Reproduce the entries below, replacing each instance of "colorbar-swatch" with "legend-swatch" and keeping everything else unchanged.
-- -- --
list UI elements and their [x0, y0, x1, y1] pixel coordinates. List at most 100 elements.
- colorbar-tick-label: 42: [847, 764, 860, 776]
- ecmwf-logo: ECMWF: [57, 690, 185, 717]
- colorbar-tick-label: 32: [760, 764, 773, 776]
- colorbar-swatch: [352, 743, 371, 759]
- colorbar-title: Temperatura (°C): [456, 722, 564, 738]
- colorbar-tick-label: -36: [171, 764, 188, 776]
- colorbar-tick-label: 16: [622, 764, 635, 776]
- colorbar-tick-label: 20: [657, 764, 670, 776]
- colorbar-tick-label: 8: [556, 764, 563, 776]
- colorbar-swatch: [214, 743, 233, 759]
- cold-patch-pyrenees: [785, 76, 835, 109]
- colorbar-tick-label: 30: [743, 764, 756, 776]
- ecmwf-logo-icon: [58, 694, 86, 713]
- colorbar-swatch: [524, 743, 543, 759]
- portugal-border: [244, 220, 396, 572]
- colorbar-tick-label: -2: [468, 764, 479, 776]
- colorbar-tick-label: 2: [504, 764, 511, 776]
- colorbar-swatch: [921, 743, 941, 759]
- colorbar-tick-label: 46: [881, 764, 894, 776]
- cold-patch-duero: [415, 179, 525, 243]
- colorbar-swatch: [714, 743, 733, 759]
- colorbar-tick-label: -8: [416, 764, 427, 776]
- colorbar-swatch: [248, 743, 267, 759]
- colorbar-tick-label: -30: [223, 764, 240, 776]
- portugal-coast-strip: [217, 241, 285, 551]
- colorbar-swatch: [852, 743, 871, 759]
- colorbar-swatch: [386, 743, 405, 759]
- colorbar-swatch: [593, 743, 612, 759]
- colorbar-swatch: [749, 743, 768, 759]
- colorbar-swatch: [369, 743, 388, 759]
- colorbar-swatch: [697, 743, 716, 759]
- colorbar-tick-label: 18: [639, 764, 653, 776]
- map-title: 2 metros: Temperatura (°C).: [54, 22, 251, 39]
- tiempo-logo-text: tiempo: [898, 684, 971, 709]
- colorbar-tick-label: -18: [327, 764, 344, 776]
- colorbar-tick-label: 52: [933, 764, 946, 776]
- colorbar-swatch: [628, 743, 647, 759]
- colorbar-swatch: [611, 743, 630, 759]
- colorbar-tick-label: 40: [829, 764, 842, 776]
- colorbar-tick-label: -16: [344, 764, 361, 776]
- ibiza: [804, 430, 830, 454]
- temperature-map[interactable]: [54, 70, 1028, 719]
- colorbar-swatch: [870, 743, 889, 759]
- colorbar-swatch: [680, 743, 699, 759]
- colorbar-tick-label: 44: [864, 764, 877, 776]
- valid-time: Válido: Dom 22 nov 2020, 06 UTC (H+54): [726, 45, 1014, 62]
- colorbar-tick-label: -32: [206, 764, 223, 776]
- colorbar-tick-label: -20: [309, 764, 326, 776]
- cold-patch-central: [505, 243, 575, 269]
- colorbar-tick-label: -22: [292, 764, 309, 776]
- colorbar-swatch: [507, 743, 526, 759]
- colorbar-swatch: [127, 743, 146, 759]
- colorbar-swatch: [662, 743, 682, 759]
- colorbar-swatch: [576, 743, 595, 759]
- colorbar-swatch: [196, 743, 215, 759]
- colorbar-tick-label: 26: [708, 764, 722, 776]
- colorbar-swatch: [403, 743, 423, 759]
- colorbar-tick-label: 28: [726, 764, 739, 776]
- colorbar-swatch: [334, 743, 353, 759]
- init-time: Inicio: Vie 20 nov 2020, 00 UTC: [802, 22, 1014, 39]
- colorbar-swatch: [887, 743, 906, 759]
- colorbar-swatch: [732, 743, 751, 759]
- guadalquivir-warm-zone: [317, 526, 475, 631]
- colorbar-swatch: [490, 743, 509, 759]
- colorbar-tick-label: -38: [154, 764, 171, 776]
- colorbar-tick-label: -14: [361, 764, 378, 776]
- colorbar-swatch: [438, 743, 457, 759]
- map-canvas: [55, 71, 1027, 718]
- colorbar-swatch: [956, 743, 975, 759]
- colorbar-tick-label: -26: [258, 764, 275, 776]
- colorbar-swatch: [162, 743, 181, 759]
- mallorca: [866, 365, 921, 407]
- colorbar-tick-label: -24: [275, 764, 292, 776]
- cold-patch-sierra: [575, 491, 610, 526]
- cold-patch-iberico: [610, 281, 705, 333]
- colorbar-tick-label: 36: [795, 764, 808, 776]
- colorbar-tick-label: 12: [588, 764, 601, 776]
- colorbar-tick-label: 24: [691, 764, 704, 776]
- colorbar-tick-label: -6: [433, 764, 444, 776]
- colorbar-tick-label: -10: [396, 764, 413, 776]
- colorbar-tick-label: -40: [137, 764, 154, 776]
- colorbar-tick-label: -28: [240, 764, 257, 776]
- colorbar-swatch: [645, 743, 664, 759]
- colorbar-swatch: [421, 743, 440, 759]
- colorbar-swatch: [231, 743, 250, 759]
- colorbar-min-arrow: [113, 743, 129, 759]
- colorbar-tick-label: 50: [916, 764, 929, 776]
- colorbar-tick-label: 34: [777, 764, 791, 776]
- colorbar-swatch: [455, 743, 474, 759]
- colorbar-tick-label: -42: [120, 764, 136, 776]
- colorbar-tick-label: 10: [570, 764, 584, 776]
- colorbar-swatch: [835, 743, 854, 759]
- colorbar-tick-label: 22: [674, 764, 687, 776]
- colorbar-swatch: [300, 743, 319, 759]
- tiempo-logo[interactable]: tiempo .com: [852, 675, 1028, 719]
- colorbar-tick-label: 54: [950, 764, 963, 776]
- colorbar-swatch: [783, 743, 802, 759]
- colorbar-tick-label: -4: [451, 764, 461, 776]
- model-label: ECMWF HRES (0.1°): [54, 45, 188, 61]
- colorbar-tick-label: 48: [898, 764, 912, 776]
-- -- --
▶ _Answer for this exercise_
list UI elements and their [x0, y0, x1, y1] pixel coordinates. List at most 100 elements.
- colorbar-tick-label: 42: [847, 764, 860, 776]
- ecmwf-logo: ECMWF: [57, 690, 185, 717]
- colorbar-tick-label: 32: [760, 764, 773, 776]
- legend-swatch: [352, 743, 371, 759]
- colorbar-title: Temperatura (°C): [456, 722, 564, 738]
- colorbar-tick-label: -36: [171, 764, 188, 776]
- colorbar-tick-label: 16: [622, 764, 635, 776]
- colorbar-tick-label: 20: [657, 764, 670, 776]
- colorbar-tick-label: 8: [556, 764, 563, 776]
- legend-swatch: [214, 743, 233, 759]
- cold-patch-pyrenees: [785, 76, 835, 109]
- colorbar-tick-label: 30: [743, 764, 756, 776]
- ecmwf-logo-icon: [58, 694, 86, 713]
- legend-swatch: [524, 743, 543, 759]
- portugal-border: [244, 220, 396, 572]
- colorbar-tick-label: -2: [468, 764, 479, 776]
- colorbar-tick-label: 2: [504, 764, 511, 776]
- legend-swatch: [921, 743, 941, 759]
- colorbar-tick-label: 46: [881, 764, 894, 776]
- cold-patch-duero: [415, 179, 525, 243]
- legend-swatch: [714, 743, 733, 759]
- colorbar-tick-label: -8: [416, 764, 427, 776]
- legend-swatch: [248, 743, 267, 759]
- colorbar-tick-label: -30: [223, 764, 240, 776]
- portugal-coast-strip: [217, 241, 285, 551]
- legend-swatch: [852, 743, 871, 759]
- legend-swatch: [386, 743, 405, 759]
- legend-swatch: [593, 743, 612, 759]
- legend-swatch: [749, 743, 768, 759]
- legend-swatch: [369, 743, 388, 759]
- legend-swatch: [697, 743, 716, 759]
- colorbar-tick-label: 18: [639, 764, 653, 776]
- map-title: 2 metros: Temperatura (°C).: [54, 22, 251, 39]
- tiempo-logo-text: tiempo: [898, 684, 971, 709]
- colorbar-tick-label: -18: [327, 764, 344, 776]
- colorbar-tick-label: 52: [933, 764, 946, 776]
- legend-swatch: [628, 743, 647, 759]
- legend-swatch: [611, 743, 630, 759]
- colorbar-tick-label: 40: [829, 764, 842, 776]
- colorbar-tick-label: -16: [344, 764, 361, 776]
- ibiza: [804, 430, 830, 454]
- temperature-map[interactable]: [54, 70, 1028, 719]
- legend-swatch: [870, 743, 889, 759]
- legend-swatch: [680, 743, 699, 759]
- colorbar-tick-label: 44: [864, 764, 877, 776]
- valid-time: Válido: Dom 22 nov 2020, 06 UTC (H+54): [726, 45, 1014, 62]
- colorbar-tick-label: -32: [206, 764, 223, 776]
- colorbar-tick-label: -20: [309, 764, 326, 776]
- cold-patch-central: [505, 243, 575, 269]
- colorbar-tick-label: -22: [292, 764, 309, 776]
- legend-swatch: [507, 743, 526, 759]
- legend-swatch: [127, 743, 146, 759]
- legend-swatch: [662, 743, 682, 759]
- legend-swatch: [576, 743, 595, 759]
- legend-swatch: [196, 743, 215, 759]
- colorbar-tick-label: 26: [708, 764, 722, 776]
- legend-swatch: [403, 743, 423, 759]
- colorbar-tick-label: 28: [726, 764, 739, 776]
- legend-swatch: [334, 743, 353, 759]
- init-time: Inicio: Vie 20 nov 2020, 00 UTC: [802, 22, 1014, 39]
- legend-swatch: [887, 743, 906, 759]
- legend-swatch: [732, 743, 751, 759]
- guadalquivir-warm-zone: [317, 526, 475, 631]
- legend-swatch: [490, 743, 509, 759]
- colorbar-tick-label: -38: [154, 764, 171, 776]
- colorbar-tick-label: -14: [361, 764, 378, 776]
- legend-swatch: [438, 743, 457, 759]
- map-canvas: [55, 71, 1027, 718]
- legend-swatch: [956, 743, 975, 759]
- colorbar-tick-label: -26: [258, 764, 275, 776]
- legend-swatch: [162, 743, 181, 759]
- mallorca: [866, 365, 921, 407]
- colorbar-tick-label: -24: [275, 764, 292, 776]
- cold-patch-sierra: [575, 491, 610, 526]
- cold-patch-iberico: [610, 281, 705, 333]
- colorbar-tick-label: 36: [795, 764, 808, 776]
- colorbar-tick-label: 12: [588, 764, 601, 776]
- colorbar-tick-label: 24: [691, 764, 704, 776]
- colorbar-tick-label: -6: [433, 764, 444, 776]
- colorbar-tick-label: -10: [396, 764, 413, 776]
- colorbar-tick-label: -40: [137, 764, 154, 776]
- colorbar-tick-label: -28: [240, 764, 257, 776]
- legend-swatch: [645, 743, 664, 759]
- legend-swatch: [421, 743, 440, 759]
- legend-swatch: [231, 743, 250, 759]
- colorbar-min-arrow: [113, 743, 129, 759]
- colorbar-tick-label: 50: [916, 764, 929, 776]
- colorbar-tick-label: 34: [777, 764, 791, 776]
- legend-swatch: [455, 743, 474, 759]
- colorbar-tick-label: -42: [120, 764, 136, 776]
- colorbar-tick-label: 10: [570, 764, 584, 776]
- legend-swatch: [835, 743, 854, 759]
- colorbar-tick-label: 22: [674, 764, 687, 776]
- legend-swatch: [300, 743, 319, 759]
- tiempo-logo[interactable]: tiempo .com: [852, 675, 1028, 719]
- colorbar-tick-label: 54: [950, 764, 963, 776]
- legend-swatch: [783, 743, 802, 759]
- colorbar-tick-label: -4: [451, 764, 461, 776]
- model-label: ECMWF HRES (0.1°): [54, 45, 188, 61]
- colorbar-tick-label: 48: [898, 764, 912, 776]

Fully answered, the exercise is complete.